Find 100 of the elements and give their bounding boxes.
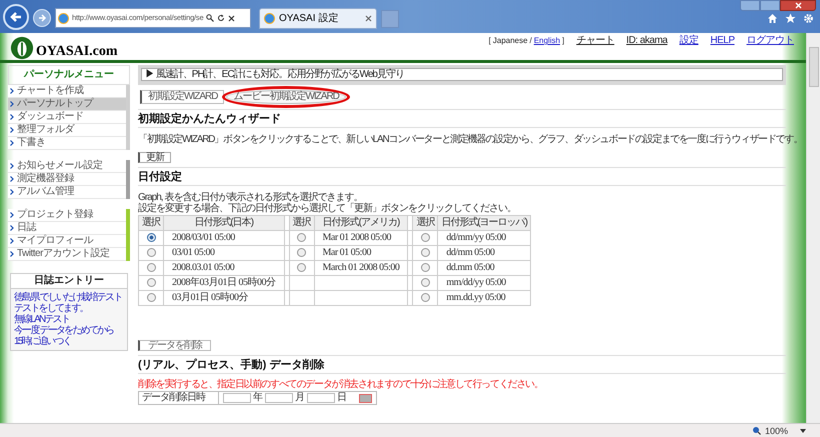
back-icon[interactable] [3, 4, 29, 30]
date-input[interactable] [265, 393, 293, 403]
tab-title: OYASAI 設定 [279, 12, 340, 26]
header-link[interactable]: HELP [710, 35, 734, 47]
radio-button[interactable] [297, 248, 306, 257]
radio-button[interactable] [146, 232, 156, 242]
radio-button[interactable] [420, 262, 430, 272]
table-cell: 2008/03/01 05:00 [172, 232, 235, 243]
maximize-button[interactable] [760, 0, 780, 11]
radio-button[interactable] [420, 232, 430, 242]
menu-item[interactable]: ダッシュボード [8, 111, 126, 124]
menu-item[interactable]: Twitterアカウント設定 [8, 248, 126, 261]
diary-entry-link[interactable]: 15時に追いつく [14, 336, 71, 347]
date-input[interactable] [307, 393, 335, 403]
date-input[interactable] [223, 393, 251, 403]
zoom-level[interactable]: 100% [764, 426, 788, 436]
chevron-icon [10, 212, 14, 218]
section-heading: 日付設定 [138, 167, 786, 186]
delete-data-button[interactable]: データを削除 [138, 340, 211, 351]
menu-item[interactable]: チャートを作成 [8, 85, 126, 98]
header-link[interactable]: ID: akama [626, 35, 668, 47]
diary-entry-link[interactable]: 無線LANテスト [14, 314, 70, 325]
zoom-icon[interactable] [752, 426, 761, 435]
table-cell: Mar 01 05:00 [322, 247, 371, 258]
intro-text: 設定を変更する場合、下記の日付形式から選択して「更新」ボタンをクリックしてください。 [138, 203, 516, 214]
notice-bar: ▶ 風速計、PH計、EC計にも対応。応用分野が広がるWeb見守り [141, 68, 783, 81]
radio-button[interactable] [297, 262, 306, 272]
column-header: 日付形式(アメリカ) [322, 217, 400, 228]
radio-button[interactable] [146, 248, 156, 257]
update-button[interactable]: 更新 [138, 152, 171, 163]
chevron-icon [10, 88, 14, 94]
scrollbar[interactable] [806, 33, 820, 423]
chevron-icon [10, 101, 14, 107]
menu-item[interactable]: マイプロフィール [8, 235, 126, 248]
table-cell: dd/mm/yy 05:00 [446, 232, 506, 243]
warning-text: 削除を実行すると、指定日以前のすべてのデータが消去されますので十分に注意して行ってください。 [138, 379, 543, 390]
radio-button[interactable] [146, 292, 156, 302]
table-cell: 2008.03.01 05:00 [172, 262, 234, 273]
diary-entry-link[interactable]: テストをしてます。 [14, 303, 88, 314]
calendar-icon[interactable] [359, 394, 372, 402]
search-icon[interactable] [206, 14, 214, 22]
chevron-icon [10, 140, 14, 146]
diary-title: 日誌エントリー [11, 274, 127, 289]
minimize-button[interactable] [740, 0, 760, 11]
menu-item[interactable]: 測定機器登録 [8, 173, 126, 186]
chevron-icon [10, 225, 14, 231]
radio-button[interactable] [420, 278, 430, 287]
table-cell: 03月01日 05時00分 [172, 292, 248, 303]
chevron-icon [10, 238, 14, 244]
unit-label: 年 [253, 392, 263, 404]
window-close-button[interactable] [780, 0, 816, 11]
wizard-tab[interactable]: 初期設定WIZARD [140, 90, 224, 104]
menu-item[interactable]: お知らせメール設定 [8, 160, 126, 173]
refresh-icon[interactable] [217, 14, 226, 22]
menu-item[interactable]: 下書き [8, 137, 126, 150]
home-icon[interactable] [767, 13, 778, 24]
menu-item[interactable]: パーソナルトップ [8, 98, 126, 111]
language-option[interactable]: English [534, 36, 560, 46]
header-link[interactable]: チャート [576, 35, 614, 47]
header-link[interactable]: ログアウト [746, 35, 794, 47]
chevron-icon [10, 163, 14, 169]
logo-icon [10, 36, 34, 60]
browser-tab[interactable]: OYASAI 設定 [259, 8, 377, 29]
scroll-thumb[interactable] [808, 47, 818, 87]
radio-button[interactable] [420, 248, 430, 257]
column-header: 選択 [142, 217, 160, 228]
star-icon[interactable] [785, 13, 796, 24]
header-link[interactable]: 設定 [679, 35, 698, 47]
wizard-description: 「初期設定WIZARD」ボタンをクリックすることで、新しいLANコンバーターと測定機器の設定から、グラフ、ダッシュボードの設定までを一度に行うウィザードです。 [138, 134, 802, 146]
table-cell: dd.mm 05:00 [446, 262, 494, 273]
caret-icon[interactable] [800, 428, 806, 432]
forward-icon[interactable] [33, 9, 51, 27]
globe-icon [58, 12, 69, 24]
diary-entry-link[interactable]: 今ー度 データをためてから [14, 325, 114, 336]
menu-item[interactable]: プロジェクト登録 [8, 209, 126, 222]
menu-item[interactable]: アルバム管理 [8, 186, 126, 199]
table-cell: mm.dd.yy 05:00 [446, 292, 506, 303]
column-header: 日付形式(日本) [194, 217, 254, 228]
menu-title: パーソナルメニュー [8, 65, 130, 85]
table-cell: dd/mm 05:00 [446, 247, 495, 258]
radio-button[interactable] [297, 232, 306, 242]
field-label: データ削除日時 [139, 392, 219, 404]
language-option[interactable]: Japanese [492, 36, 528, 46]
diary-entry-link[interactable]: 徳島県 でしいたけ栽培テスト [14, 292, 122, 303]
menu-item[interactable]: 整理フォルダ [8, 124, 126, 137]
radio-button[interactable] [146, 278, 156, 287]
table-cell: 03/01 05:00 [172, 247, 215, 258]
unit-label: 日 [337, 392, 347, 404]
settings-icon[interactable] [803, 13, 814, 24]
close-icon[interactable] [228, 14, 236, 22]
radio-button[interactable] [146, 262, 156, 272]
bracket-text: [ [488, 36, 491, 46]
table-cell: March 01 2008 05:00 [322, 262, 400, 273]
bracket-text: ] [562, 36, 564, 46]
table-cell: mm/dd/yy 05:00 [446, 277, 506, 288]
chevron-icon [10, 127, 14, 133]
column-header: 日付形式(ヨーロッパ) [441, 217, 528, 228]
menu-item[interactable]: 日誌 [8, 222, 126, 235]
radio-button[interactable] [420, 292, 430, 302]
close-icon [794, 2, 802, 9]
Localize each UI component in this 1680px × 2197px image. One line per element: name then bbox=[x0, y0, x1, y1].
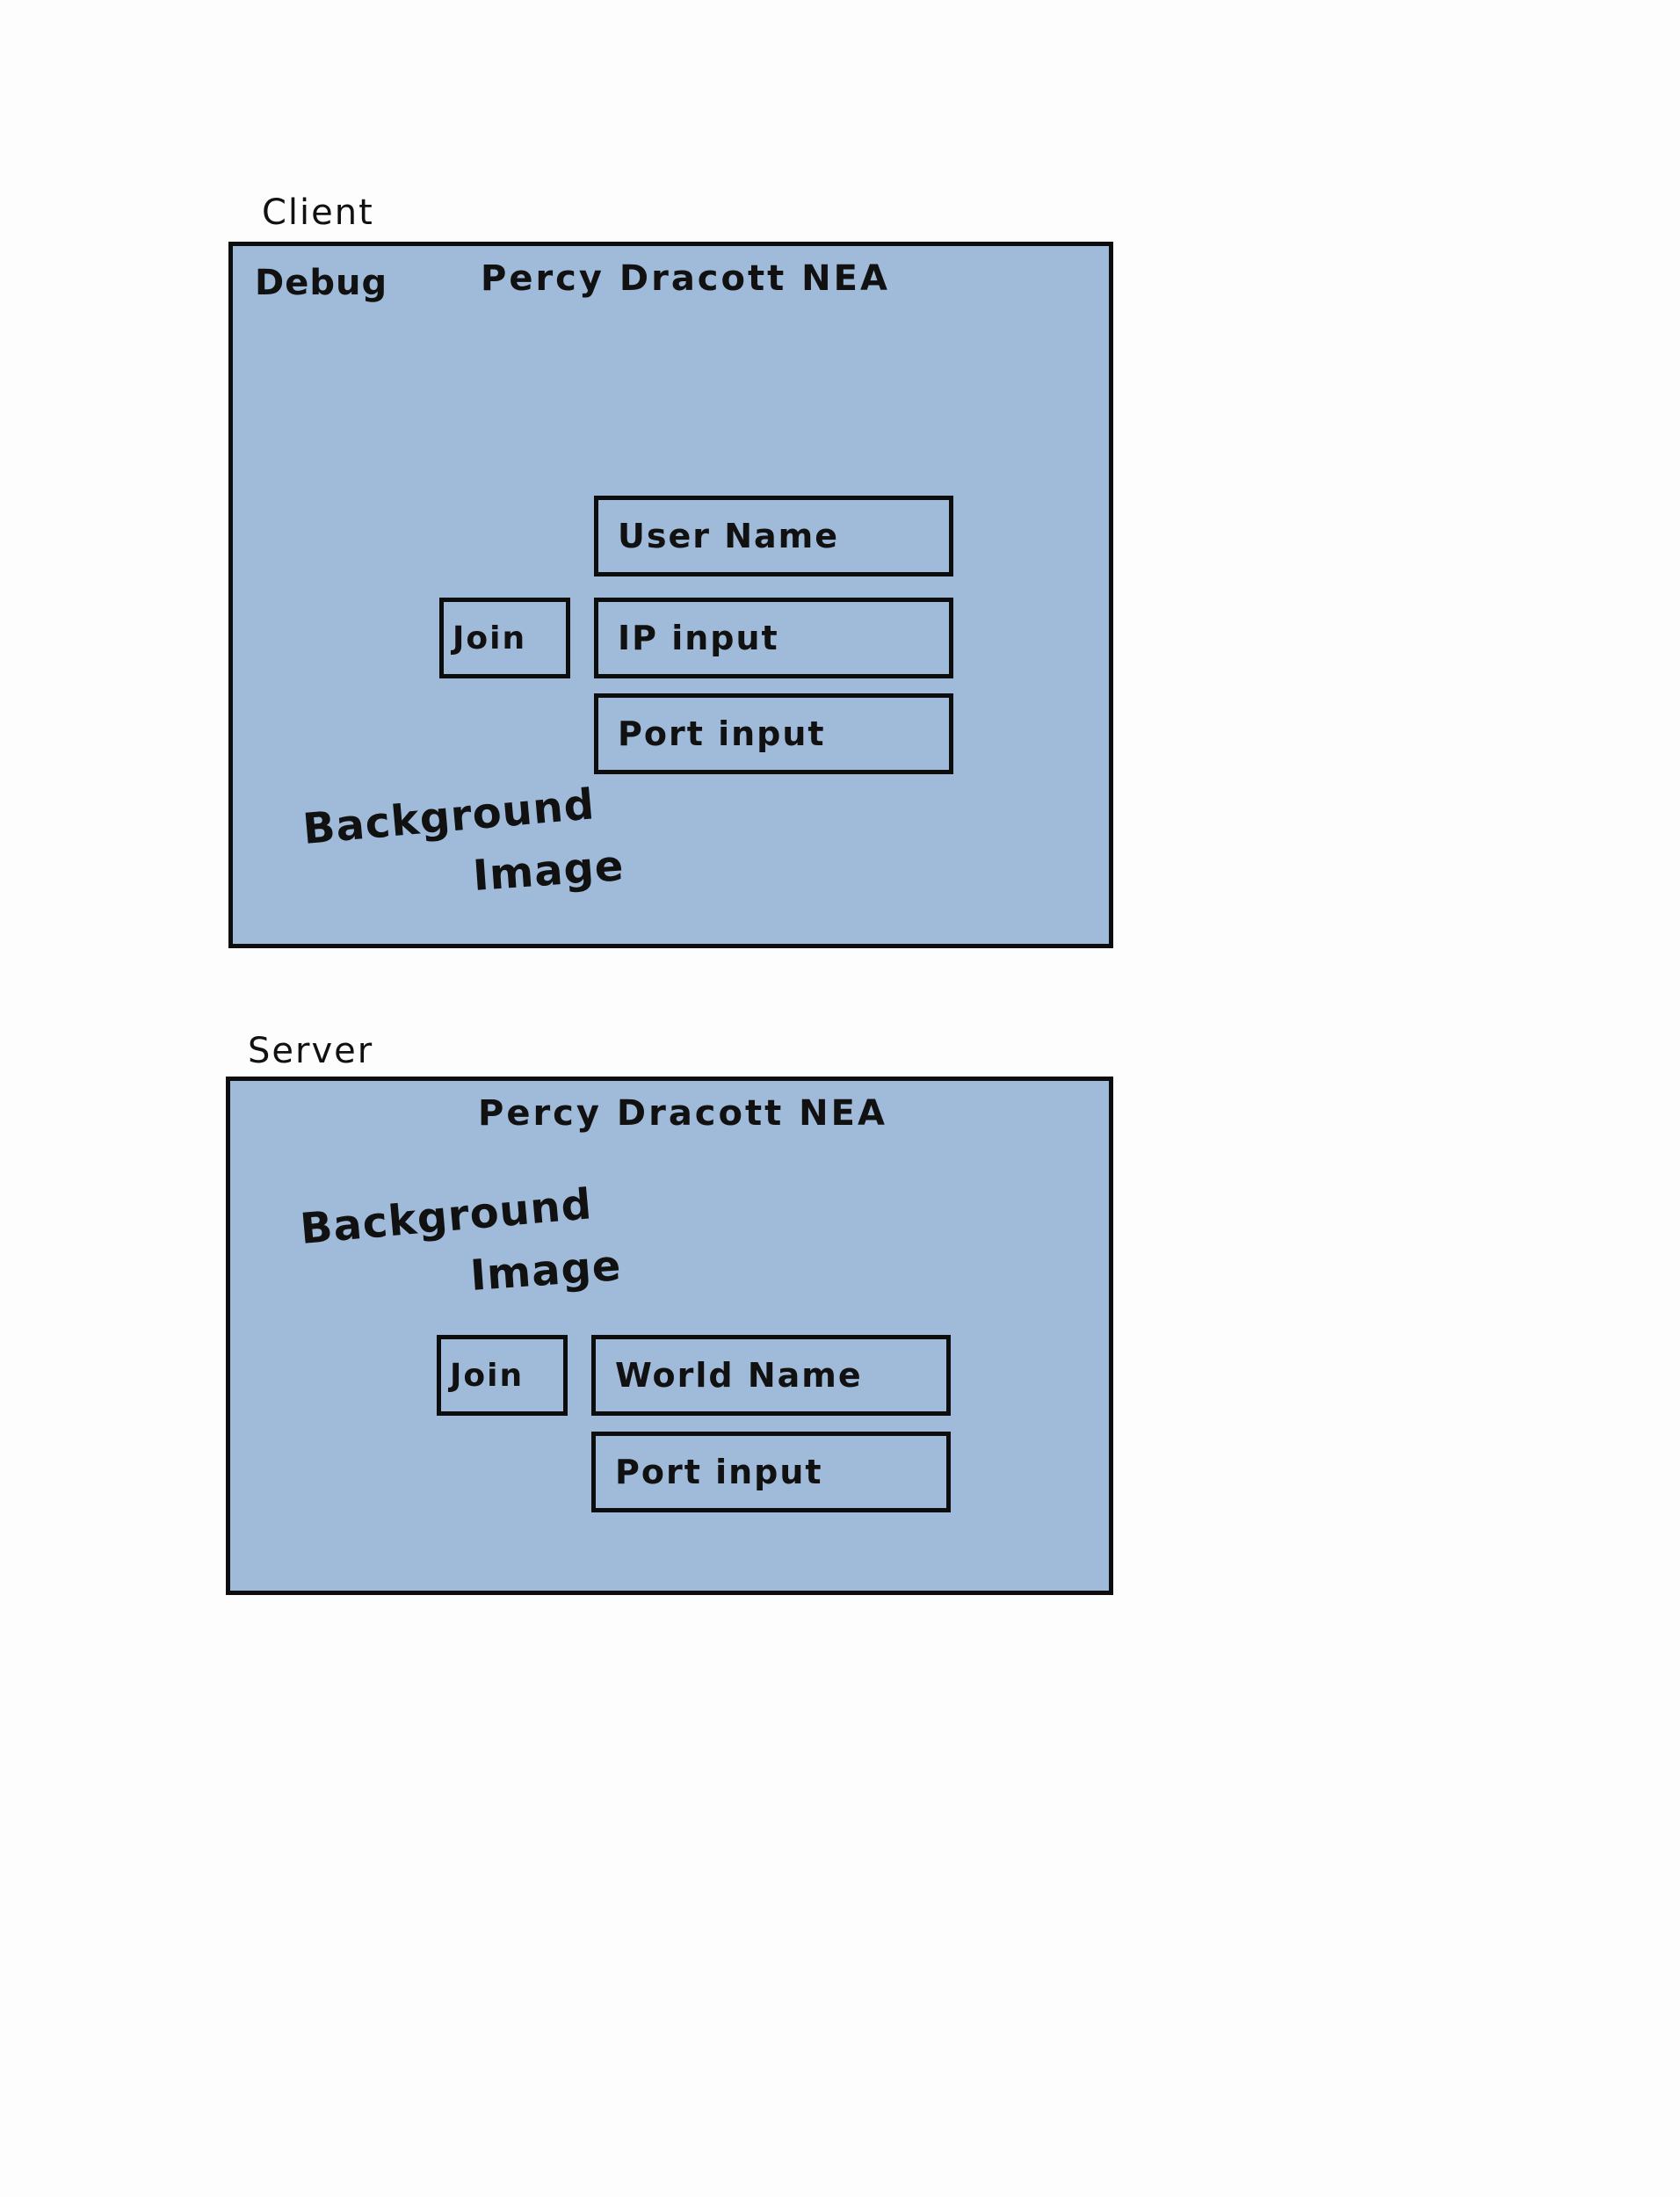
server-title: Percy Dracott NEA bbox=[478, 1093, 887, 1134]
world-name-input[interactable]: World Name bbox=[591, 1335, 951, 1416]
server-join-button[interactable]: Join bbox=[437, 1335, 568, 1416]
server-background-image-label-line2: Image bbox=[468, 1241, 624, 1301]
username-input[interactable]: User Name bbox=[594, 496, 953, 576]
client-window: Debug Percy Dracott NEA User Name Join I… bbox=[228, 242, 1113, 948]
client-port-input[interactable]: Port input bbox=[594, 693, 953, 774]
client-background-image-label: Background bbox=[301, 779, 597, 854]
client-title: Percy Dracott NEA bbox=[481, 258, 890, 299]
server-window: Percy Dracott NEA Background Image Join … bbox=[226, 1077, 1113, 1595]
client-join-button[interactable]: Join bbox=[439, 598, 570, 678]
ip-input[interactable]: IP input bbox=[594, 598, 953, 678]
server-section-label: Server bbox=[248, 1031, 374, 1071]
client-section-label: Client bbox=[262, 192, 374, 233]
server-background-image-label: Background bbox=[298, 1179, 595, 1254]
client-background-image-label-line2: Image bbox=[471, 841, 626, 901]
server-port-input[interactable]: Port input bbox=[591, 1432, 951, 1512]
debug-button[interactable]: Debug bbox=[255, 265, 387, 301]
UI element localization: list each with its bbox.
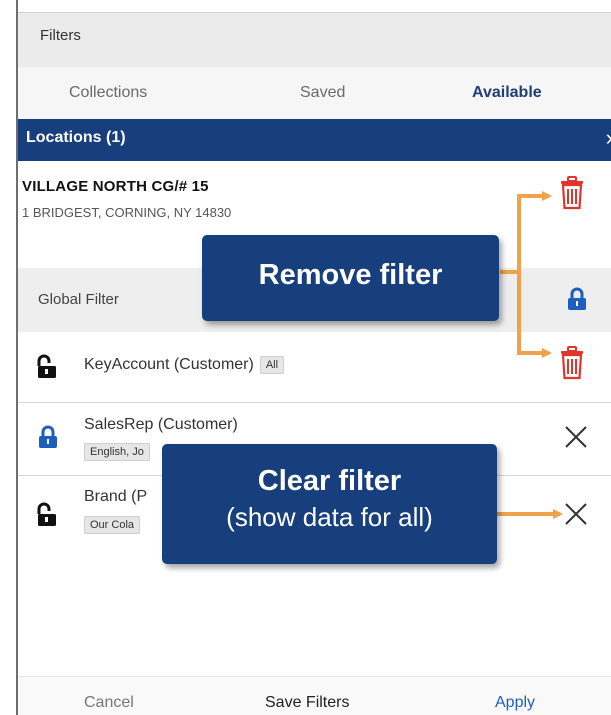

:: Work to complete ::
Copy out every one of the lines above verbatim, leaving out the pictures.

:: The response ::
Find 100 of the elements and give their bounding boxes.
back-icon[interactable] [3, 4, 29, 30]
date-input[interactable] [265, 393, 293, 403]
tab-title: OYASAI 設定 [279, 12, 340, 26]
header-link[interactable]: HELP [710, 35, 734, 47]
radio-button[interactable] [297, 248, 306, 257]
radio-button[interactable] [146, 232, 156, 242]
radio-button[interactable] [420, 262, 430, 272]
table-cell: 2008/03/01 05:00 [172, 232, 235, 243]
maximize-button[interactable] [760, 0, 780, 11]
radio-button[interactable] [420, 232, 430, 242]
menu-item[interactable]: ダッシュボード [8, 111, 126, 124]
menu-item[interactable]: Twitterアカウント設定 [8, 248, 126, 261]
diary-entry-link[interactable]: 15時に追いつく [14, 336, 71, 347]
date-input[interactable] [307, 393, 335, 403]
date-input[interactable] [223, 393, 251, 403]
zoom-level[interactable]: 100% [764, 426, 788, 436]
chevron-icon [10, 212, 14, 218]
section-heading: 日付設定 [138, 167, 786, 186]
delete-data-button[interactable]: データを削除 [138, 340, 211, 351]
menu-item[interactable]: チャートを作成 [8, 85, 126, 98]
header-link[interactable]: ID: akama [626, 35, 668, 47]
diary-entry-link[interactable]: 無線LANテスト [14, 314, 70, 325]
zoom-icon[interactable] [752, 426, 761, 435]
table-cell: Mar 01 05:00 [322, 247, 371, 258]
intro-text: 設定を変更する場合、下記の日付形式から選択して「更新」ボタンをクリックしてください。 [138, 203, 516, 214]
notice-bar: ▶ 風速計、PH計、EC計にも対応。応用分野が広がるWeb見守り [141, 68, 783, 81]
radio-button[interactable] [297, 262, 306, 272]
column-header: 日付形式(アメリカ) [322, 217, 400, 228]
radio-button[interactable] [146, 248, 156, 257]
update-button[interactable]: 更新 [138, 152, 171, 163]
chevron-icon [10, 88, 14, 94]
scrollbar[interactable] [806, 33, 820, 423]
chevron-icon [10, 101, 14, 107]
menu-item[interactable]: マイプロフィール [8, 235, 126, 248]
table-cell: dd/mm/yy 05:00 [446, 232, 506, 243]
warning-text: 削除を実行すると、指定日以前のすべてのデータが消去されますので十分に注意して行ってください。 [138, 379, 543, 390]
radio-button[interactable] [146, 292, 156, 302]
table-cell: 2008.03.01 05:00 [172, 262, 234, 273]
diary-entry-link[interactable]: テストをしてます。 [14, 303, 88, 314]
calendar-icon[interactable] [359, 394, 372, 402]
search-icon[interactable] [206, 14, 214, 22]
chevron-icon [10, 140, 14, 146]
diary-title: 日誌エントリー [11, 274, 127, 289]
minimize-button[interactable] [740, 0, 760, 11]
menu-item[interactable]: 測定機器登録 [8, 173, 126, 186]
chevron-icon [10, 225, 14, 231]
radio-button[interactable] [420, 278, 430, 287]
table-cell: 03月01日 05時00分 [172, 292, 248, 303]
chevron-icon [10, 238, 14, 244]
unit-label: 年 [253, 392, 263, 404]
window-close-button[interactable] [780, 0, 816, 11]
wizard-tab[interactable]: 初期設定WIZARD [140, 90, 224, 104]
menu-item[interactable]: お知らせメール設定 [8, 160, 126, 173]
refresh-icon[interactable] [217, 14, 226, 22]
menu-item[interactable]: 下書き [8, 137, 126, 150]
home-icon[interactable] [767, 13, 778, 24]
menu-item[interactable]: パーソナルトップ [8, 98, 126, 111]
language-option[interactable]: English [534, 36, 560, 46]
header-link[interactable]: チャート [576, 35, 614, 47]
header-link[interactable]: ログアウト [746, 35, 794, 47]
chevron-icon [10, 163, 14, 169]
logo-icon [10, 36, 34, 60]
browser-tab[interactable]: OYASAI 設定 [259, 8, 377, 29]
scroll-thumb[interactable] [808, 47, 818, 87]
radio-button[interactable] [420, 248, 430, 257]
column-header: 選択 [142, 217, 160, 228]
star-icon[interactable] [785, 13, 796, 24]
header-link[interactable]: 設定 [679, 35, 698, 47]
wizard-description: 「初期設定WIZARD」ボタンをクリックすることで、新しいLANコンバーターと測定機器の設定から、グラフ、ダッシュボードの設定までを一度に行うウィザードです。 [138, 134, 802, 146]
table-cell: dd.mm 05:00 [446, 262, 494, 273]
caret-icon[interactable] [800, 428, 806, 432]
forward-icon[interactable] [33, 9, 51, 27]
globe-icon [58, 12, 69, 24]
diary-entry-link[interactable]: 今ー度 データをためてから [14, 325, 114, 336]
menu-item[interactable]: プロジェクト登録 [8, 209, 126, 222]
menu-item[interactable]: アルバム管理 [8, 186, 126, 199]
table-cell: mm.dd.yy 05:00 [446, 292, 506, 303]
column-header: 日付形式(日本) [194, 217, 254, 228]
menu-title: パーソナルメニュー [8, 65, 130, 85]
table-cell: dd/mm 05:00 [446, 247, 495, 258]
radio-button[interactable] [297, 232, 306, 242]
field-label: データ削除日時 [139, 392, 219, 404]
language-option[interactable]: Japanese [492, 36, 528, 46]
diary-entry-link[interactable]: 徳島県 でしいたけ栽培テスト [14, 292, 122, 303]
menu-item[interactable]: 整理フォルダ [8, 124, 126, 137]
radio-button[interactable] [146, 278, 156, 287]
table-cell: 03/01 05:00 [172, 247, 215, 258]
unit-label: 日 [337, 392, 347, 404]
settings-icon[interactable] [803, 13, 814, 24]
close-icon[interactable] [228, 14, 236, 22]
radio-button[interactable] [146, 262, 156, 272]
bracket-text: [ [488, 36, 491, 46]
table-cell: March 01 2008 05:00 [322, 262, 400, 273]
bracket-text: ] [562, 36, 564, 46]
table-cell: mm/dd/yy 05:00 [446, 277, 506, 288]
chevron-icon [10, 127, 14, 133]
column-header: 日付形式(ヨーロッパ) [441, 217, 528, 228]
menu-item[interactable]: 日誌 [8, 222, 126, 235]
radio-button[interactable] [420, 292, 430, 302]
close-icon [794, 2, 802, 9]
Localize each UI component in this 1680px × 2197px image. One line per element: name then bbox=[x0, y0, x1, y1].
server-title: Percy Dracott NEA bbox=[478, 1093, 887, 1134]
world-name-input[interactable]: World Name bbox=[591, 1335, 951, 1416]
server-join-button[interactable]: Join bbox=[437, 1335, 568, 1416]
server-background-image-label-line2: Image bbox=[468, 1241, 624, 1301]
username-input[interactable]: User Name bbox=[594, 496, 953, 576]
client-window: Debug Percy Dracott NEA User Name Join I… bbox=[228, 242, 1113, 948]
client-port-input[interactable]: Port input bbox=[594, 693, 953, 774]
client-background-image-label: Background bbox=[301, 779, 597, 854]
client-title: Percy Dracott NEA bbox=[481, 258, 890, 299]
server-window: Percy Dracott NEA Background Image Join … bbox=[226, 1077, 1113, 1595]
client-join-button[interactable]: Join bbox=[439, 598, 570, 678]
ip-input[interactable]: IP input bbox=[594, 598, 953, 678]
server-section-label: Server bbox=[248, 1031, 374, 1071]
client-section-label: Client bbox=[262, 192, 374, 233]
server-background-image-label: Background bbox=[298, 1179, 595, 1254]
client-background-image-label-line2: Image bbox=[471, 841, 626, 901]
server-port-input[interactable]: Port input bbox=[591, 1432, 951, 1512]
debug-button[interactable]: Debug bbox=[255, 265, 387, 301]
UI element localization: list each with its bbox.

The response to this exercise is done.